OBJECTIVE 1: In the Udolpho read-along post below, rewrite the paragraph beginning "The first paragraph is a geographical orientation" as a short bulleted list that keeps its main facts.
OBJECTIVE 2: Carry on the Udolpho read-along post below, picking up right after its final sentence.
[Begin SELECTED TEXT]
Beginning the Mysteries of Udolpho read-along

As soon as I saw Cleo’s invitation, on Classical Carousel, to dedicate a month to reading Ann Radcliffe’s famous novel, I knew I was fated to join in. After all, not only have I got two identical copies on my shelves (certainly bought with the best of intentions, but who could say when?), in classes, I’m frequently given to quoting quotes about the importance of Radcliff to later writers. It is clearly about time I stopped having to admit that I’ve no right to express my own opinions on that.

So, I have begun. My first thought? It’s an awfully big novel, arguably a worthy doorstop for breezy days. It’s certainly been doing sterling work as a paperweight.

“No! Stop this sacrilege: this procrastinating! Get to the first page, why don’t you?”

Okay, so I didn’t say all that to myself out loud, but there was an internal monologue happening, along those lines, for around two days before I settled to the task. Which suggests the book is a hard read.

It’s not. There is, perhaps, more description than the writing I normally aim for, but I like a reading challenge, and variety. So I took another day to work through the first two pages, acclimatizing myself to the period and the locality.

On the pleasant banks of the Garonne, in the province of Gascony, stood, in the year 1584, the chateau of Monsieur St Aubert. From its windows were seen the pastoral landscapes of Guienne and Gascony, stretching along the river, gay with luxuriant woods and vines, and a plantation of olives.

How idyllic it is. What a joy to travel to such a place at any time, but especially now, when ‘real’ travel is a fantasy.

The first paragraph is a geographical orientation. Nowadays, we might think of it as a camera, panning round. To the south are the Pyrenees, described in rugged detail, to the north and east, are plains, while in the west is the Bay of Biscay.

Only then do we move in closer, joining M. St Aubert, his wife, and his daughter. We see the environment through their movements, and thoughts. Their lives happen at a gentle pace, and that’s how the reading feels: I’m drawn on, and into the layers of landscape.

There are momentous incidents, and the novel (the story) is driving forwards, but at walking pace (might I say isolation-pace?), and so far, with modesty and restraint. I’m only 50 pages in, and have yet to experience any sensation stronger than mild curiosity. No doubt I’m being lulled into a false sense of security, but actually, I wouldn’t mind if my reading continued in this gentle vein of wandering along the thyme, balm, lavender and basil scented pathways.

So far, this is an undemanding novel. I’m engaged by the characters, and the journey they’ve now embarked on. I know that they’ll be there, readily accessible and familiar, even if I miss reading of them for a day. Which I have, several times.

The challenge will be, whether I can reach page 632 before end of the month. It all depends, I imagine, on whether I become thrilled (which I think is a suitably dated expression) by developments or anticipation. Though I’m hoping for some inappropriate chuckling too.
[End SELECTED TEXT]
[Begin EXTRACTED MATERIAL]
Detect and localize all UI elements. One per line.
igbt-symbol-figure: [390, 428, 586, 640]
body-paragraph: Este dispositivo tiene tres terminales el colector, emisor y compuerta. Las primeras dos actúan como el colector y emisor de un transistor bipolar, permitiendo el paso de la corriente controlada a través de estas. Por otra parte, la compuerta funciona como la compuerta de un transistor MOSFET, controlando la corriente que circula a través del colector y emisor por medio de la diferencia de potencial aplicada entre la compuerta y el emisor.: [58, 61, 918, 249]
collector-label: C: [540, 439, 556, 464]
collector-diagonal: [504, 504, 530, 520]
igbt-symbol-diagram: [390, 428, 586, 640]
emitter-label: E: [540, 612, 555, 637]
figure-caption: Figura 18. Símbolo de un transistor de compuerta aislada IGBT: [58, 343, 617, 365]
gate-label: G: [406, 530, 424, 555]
[End EXTRACTED MATERIAL]
REPLY 1:
- The novel's opening paragraph orients the reader geographically, much like a camera panning round.
- To the south lie the Pyrenees, described in rugged detail.
- To the north and east lie plains.
- To the west lies the Bay of Biscay.

REPLY 2:
39 thoughts on “Beginning the Mysteries of Udolpho read-along

  1. A book I’ve not come across but you’re certainly selling it well Cath. I suspect 632 pages would be too much for my short attention span. Well done for taking on the challenge and keep us posted. Then I can join in vicariously 😊

    Liked by 1 person

    • Thanks, Ruth. 632 pages of smallish font is daunting, but I’m going to be taking some time out for easier reads along the way, too – hence my doubts about finishing this by the end of the month.


  2. I don’t quite know why Radcliffe bothers me so, but I can’t quite click with how she structures thought around her images and, at times, even concepts. The way she wields language seems to be at once festooned and effusive, and rote and mechanical, likely due to how she pairs her dense prolixity and her short, successive phrases. But I understand she’s more of a narrator and less of a stylist, which is entirely more important for some.

    Liked by 1 person

    • Her style is dated, but I’m adjusting, so far. I’m hoping the density doesn’t increase as the story develops. On the other hand, maybe I’ll find ways to enjoy that, in my own fashion.

      Liked by 1 person

  3. Very entertaining Cath! You encourage us all to give some books a go, that we would normally reject. The length itself doesn’t bother me as much as my interest being held. Dated or not, books do thrill (or not) don’t they!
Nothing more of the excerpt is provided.